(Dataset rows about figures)
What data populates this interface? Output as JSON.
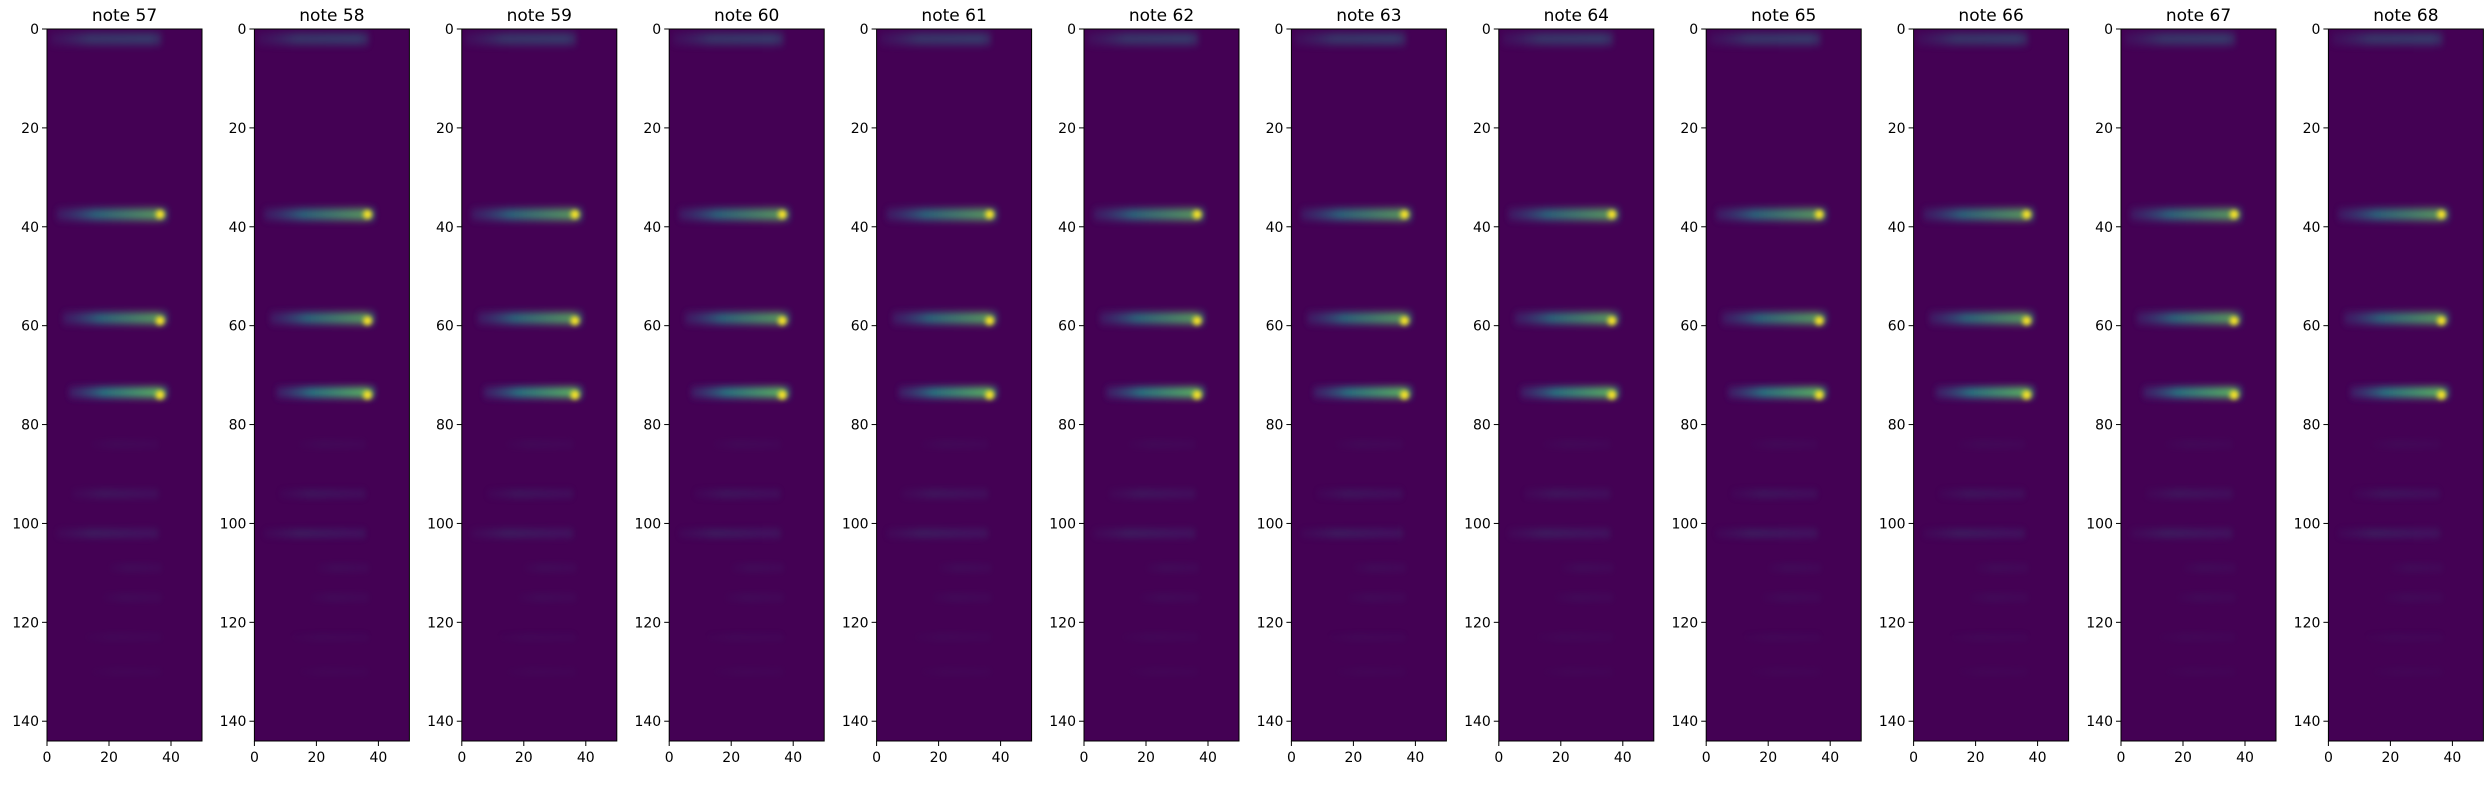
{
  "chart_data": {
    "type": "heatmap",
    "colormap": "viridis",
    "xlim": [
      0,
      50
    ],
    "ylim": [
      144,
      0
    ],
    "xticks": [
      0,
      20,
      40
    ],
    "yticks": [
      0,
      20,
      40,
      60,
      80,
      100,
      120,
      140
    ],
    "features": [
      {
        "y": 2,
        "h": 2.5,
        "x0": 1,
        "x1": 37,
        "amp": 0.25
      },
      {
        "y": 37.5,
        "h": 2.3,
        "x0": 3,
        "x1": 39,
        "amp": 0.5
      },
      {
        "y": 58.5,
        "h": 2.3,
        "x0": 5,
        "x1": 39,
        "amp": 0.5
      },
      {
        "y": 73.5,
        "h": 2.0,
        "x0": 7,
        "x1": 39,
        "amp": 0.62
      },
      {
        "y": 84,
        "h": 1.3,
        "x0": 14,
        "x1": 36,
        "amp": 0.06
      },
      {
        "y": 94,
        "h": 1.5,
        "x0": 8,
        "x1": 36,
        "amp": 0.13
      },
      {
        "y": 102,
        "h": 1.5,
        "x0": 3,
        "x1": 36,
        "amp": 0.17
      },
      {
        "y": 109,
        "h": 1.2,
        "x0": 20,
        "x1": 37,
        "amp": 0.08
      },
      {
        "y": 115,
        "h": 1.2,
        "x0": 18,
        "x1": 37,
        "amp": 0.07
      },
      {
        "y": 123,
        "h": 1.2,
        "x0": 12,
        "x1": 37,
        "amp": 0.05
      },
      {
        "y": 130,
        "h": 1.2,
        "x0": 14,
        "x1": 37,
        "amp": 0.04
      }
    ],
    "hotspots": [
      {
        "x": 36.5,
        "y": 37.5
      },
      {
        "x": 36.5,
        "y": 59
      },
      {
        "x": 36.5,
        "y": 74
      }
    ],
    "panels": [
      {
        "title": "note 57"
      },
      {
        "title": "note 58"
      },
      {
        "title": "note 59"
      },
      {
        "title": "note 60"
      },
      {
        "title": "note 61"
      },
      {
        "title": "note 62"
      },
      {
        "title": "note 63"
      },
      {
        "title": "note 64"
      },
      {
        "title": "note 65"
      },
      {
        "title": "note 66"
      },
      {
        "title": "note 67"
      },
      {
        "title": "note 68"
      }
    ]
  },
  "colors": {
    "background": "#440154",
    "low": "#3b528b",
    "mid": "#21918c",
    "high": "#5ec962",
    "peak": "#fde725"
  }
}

**Task statement:** Show all lines from the records above where the word "note" occurs.

**Full response:**
        "title": "note 57"
        "title": "note 58"
        "title": "note 59"
        "title": "note 60"
        "title": "note 61"
        "title": "note 62"
        "title": "note 63"
        "title": "note 64"
        "title": "note 65"
        "title": "note 66"
        "title": "note 67"
        "title": "note 68"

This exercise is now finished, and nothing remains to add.